- _WHAT IS BEING ASKED_
Find and copy each line of the records where the string "DOPPLER" shows up.

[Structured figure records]
.....

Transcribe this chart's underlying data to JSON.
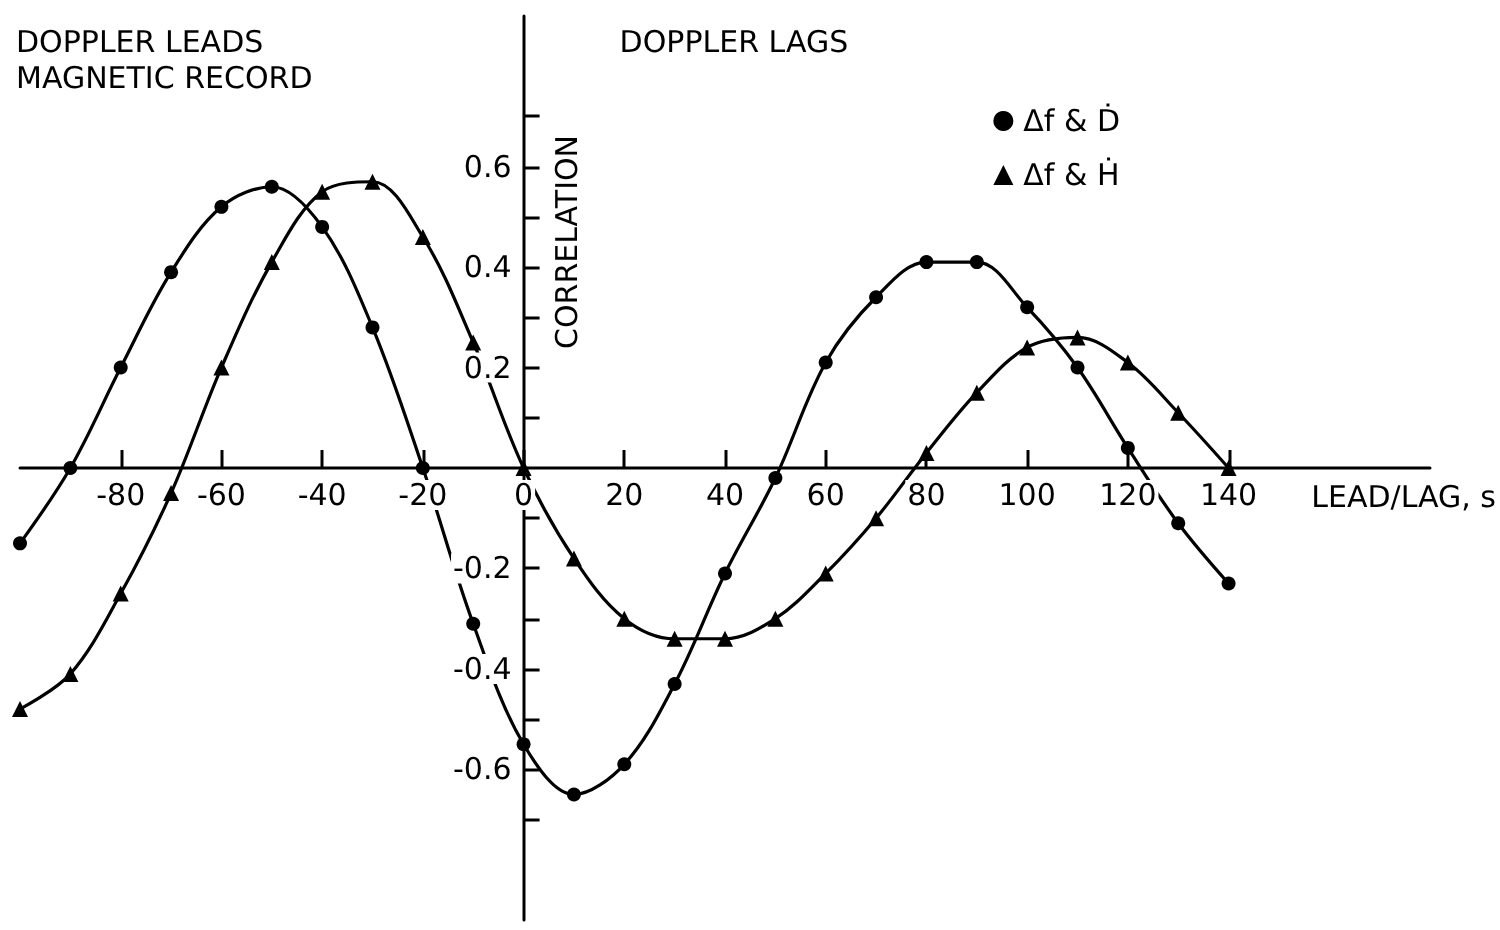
{
  "chart_data": {
    "type": "line",
    "xlabel": "LEAD/LAG, s",
    "ylabel": "CORRELATION",
    "annotations": [
      "DOPPLER LEADS\nMAGNETIC RECORD",
      "DOPPLER LAGS"
    ],
    "x": [
      -100,
      -90,
      -80,
      -70,
      -60,
      -50,
      -40,
      -30,
      -20,
      -10,
      0,
      10,
      20,
      30,
      40,
      50,
      60,
      70,
      80,
      90,
      100,
      110,
      120,
      130,
      140
    ],
    "series": [
      {
        "name": "Δf & Ḋ",
        "color": "#000000",
        "marker": "circle",
        "values": [
          -0.15,
          0.0,
          0.2,
          0.39,
          0.52,
          0.56,
          0.48,
          0.28,
          0.0,
          -0.31,
          -0.55,
          -0.65,
          -0.59,
          -0.43,
          -0.21,
          -0.02,
          0.21,
          0.34,
          0.41,
          0.41,
          0.32,
          0.2,
          0.04,
          -0.11,
          -0.23
        ]
      },
      {
        "name": "Δf & Ḣ",
        "color": "#000000",
        "marker": "triangle",
        "values": [
          -0.48,
          -0.41,
          -0.25,
          -0.05,
          0.2,
          0.41,
          0.55,
          0.57,
          0.46,
          0.25,
          0.0,
          -0.18,
          -0.3,
          -0.34,
          -0.34,
          -0.3,
          -0.21,
          -0.1,
          0.03,
          0.15,
          0.24,
          0.26,
          0.21,
          0.11,
          0.0
        ]
      }
    ],
    "xlim": [
      -100,
      180
    ],
    "ylim": [
      -0.9,
      0.9
    ],
    "xticks": [
      -80,
      -60,
      -40,
      -20,
      0,
      20,
      40,
      60,
      80,
      100,
      120,
      140
    ],
    "yticks": [
      {
        "value": -0.7,
        "label": null
      },
      {
        "value": -0.6,
        "label": "-0.6"
      },
      {
        "value": -0.5,
        "label": null
      },
      {
        "value": -0.4,
        "label": "-0.4"
      },
      {
        "value": -0.3,
        "label": null
      },
      {
        "value": -0.2,
        "label": "-0.2"
      },
      {
        "value": -0.1,
        "label": null
      },
      {
        "value": 0.1,
        "label": null
      },
      {
        "value": 0.2,
        "label": "0.2"
      },
      {
        "value": 0.3,
        "label": null
      },
      {
        "value": 0.4,
        "label": "0.4"
      },
      {
        "value": 0.5,
        "label": null
      },
      {
        "value": 0.6,
        "label": "0.6"
      },
      {
        "value": 0.7,
        "label": null
      }
    ],
    "grid": false,
    "legend": "top right",
    "line_style": "solid"
  }
}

.....

- _OUTPUT FOR THIS TASK_
      "DOPPLER LEADS\nMAGNETIC RECORD",
      "DOPPLER LAGS"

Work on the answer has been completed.